▶ [INSTRUCTIONS FOR THE TASK]
Render every entry exactly as it appears.

▶ [Stored data]
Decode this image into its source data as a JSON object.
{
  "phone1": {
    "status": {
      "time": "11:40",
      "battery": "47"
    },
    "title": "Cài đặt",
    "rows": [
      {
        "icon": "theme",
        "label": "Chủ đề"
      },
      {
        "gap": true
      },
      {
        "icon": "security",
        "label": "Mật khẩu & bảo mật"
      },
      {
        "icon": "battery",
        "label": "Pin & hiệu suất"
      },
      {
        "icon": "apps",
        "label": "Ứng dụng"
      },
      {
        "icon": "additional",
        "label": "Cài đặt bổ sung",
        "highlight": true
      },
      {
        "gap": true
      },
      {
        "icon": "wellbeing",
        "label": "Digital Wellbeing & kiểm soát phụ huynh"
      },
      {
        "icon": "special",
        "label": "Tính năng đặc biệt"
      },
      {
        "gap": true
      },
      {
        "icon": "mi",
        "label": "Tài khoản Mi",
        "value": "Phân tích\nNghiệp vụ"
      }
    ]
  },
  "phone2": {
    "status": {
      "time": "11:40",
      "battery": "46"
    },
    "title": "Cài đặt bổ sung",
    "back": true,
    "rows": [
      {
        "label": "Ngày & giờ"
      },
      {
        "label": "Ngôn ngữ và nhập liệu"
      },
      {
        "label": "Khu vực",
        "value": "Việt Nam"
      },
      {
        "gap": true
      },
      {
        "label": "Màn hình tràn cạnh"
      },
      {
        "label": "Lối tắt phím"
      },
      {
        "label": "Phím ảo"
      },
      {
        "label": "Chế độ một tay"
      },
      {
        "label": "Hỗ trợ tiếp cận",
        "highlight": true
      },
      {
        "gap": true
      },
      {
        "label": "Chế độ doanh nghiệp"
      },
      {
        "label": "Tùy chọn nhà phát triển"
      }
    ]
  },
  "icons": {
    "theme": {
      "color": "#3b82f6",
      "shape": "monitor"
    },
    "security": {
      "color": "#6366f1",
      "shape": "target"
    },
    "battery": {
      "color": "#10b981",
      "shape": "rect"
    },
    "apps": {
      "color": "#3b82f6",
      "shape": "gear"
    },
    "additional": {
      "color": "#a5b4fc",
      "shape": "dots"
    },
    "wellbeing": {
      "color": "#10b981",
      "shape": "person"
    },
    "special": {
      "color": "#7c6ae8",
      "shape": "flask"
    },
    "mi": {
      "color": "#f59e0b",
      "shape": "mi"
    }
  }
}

▶ [FULL OUTPUT]
Decode this image into its source data as a JSON object.
{
  "phone1": {
    "status": {
      "time": "11:40",
      "battery": "47"
    },
    "title": "Cài đặt",
    "rows": [
      {
        "icon": "theme",
        "label": "Chủ đề"
      },
      {
        "gap": true
      },
      {
        "icon": "security",
        "label": "Mật khẩu & bảo mật"
      },
      {
        "icon": "battery",
        "label": "Pin & hiệu suất"
      },
      {
        "icon": "apps",
        "label": "Ứng dụng"
      },
      {
        "icon": "additional",
        "label": "Cài đặt bổ sung",
        "highlight": true
      },
      {
        "gap": true
      },
      {
        "icon": "wellbeing",
        "label": "Digital Wellbeing & kiểm soát phụ huynh"
      },
      {
        "icon": "special",
        "label": "Tính năng đặc biệt"
      },
      {
        "gap": true
      },
      {
        "icon": "mi",
        "label": "Tài khoản Mi",
        "value": "Phân tích\nNghiệp vụ"
      }
    ]
  },
  "phone2": {
    "status": {
      "time": "11:40",
      "battery": "46"
    },
    "title": "Cài đặt bổ sung",
    "back": true,
    "rows": [
      {
        "label": "Ngày & giờ"
      },
      {
        "label": "Ngôn ngữ và nhập liệu"
      },
      {
        "label": "Khu vực",
        "value": "Việt Nam"
      },
      {
        "gap": true
      },
      {
        "label": "Màn hình tràn cạnh"
      },
      {
        "label": "Lối tắt phím"
      },
      {
        "label": "Phím ảo"
      },
      {
        "label": "Chế độ một tay"
      },
      {
        "label": "Hỗ trợ tiếp cận",
        "highlight": true
      },
      {
        "gap": true
      },
      {
        "label": "Chế độ doanh nghiệp"
      },
      {
        "label": "Tùy chọn nhà phát triển"
      }
    ]
  },
  "icons": {
    "theme": {
      "color": "#3b82f6",
      "shape": "monitor"
    },
    "security": {
      "color": "#6366f1",
      "shape": "target"
    },
    "battery": {
      "color": "#10b981",
      "shape": "rect"
    },
    "apps": {
      "color": "#3b82f6",
      "shape": "gear"
    },
    "additional": {
      "color": "#a5b4fc",
      "shape": "dots"
    },
    "wellbeing": {
      "color": "#10b981",
      "shape": "person"
    },
    "special": {
      "color": "#7c6ae8",
      "shape": "flask"
    },
    "mi": {
      "color": "#f59e0b",
      "shape": "mi"
    }
  }
}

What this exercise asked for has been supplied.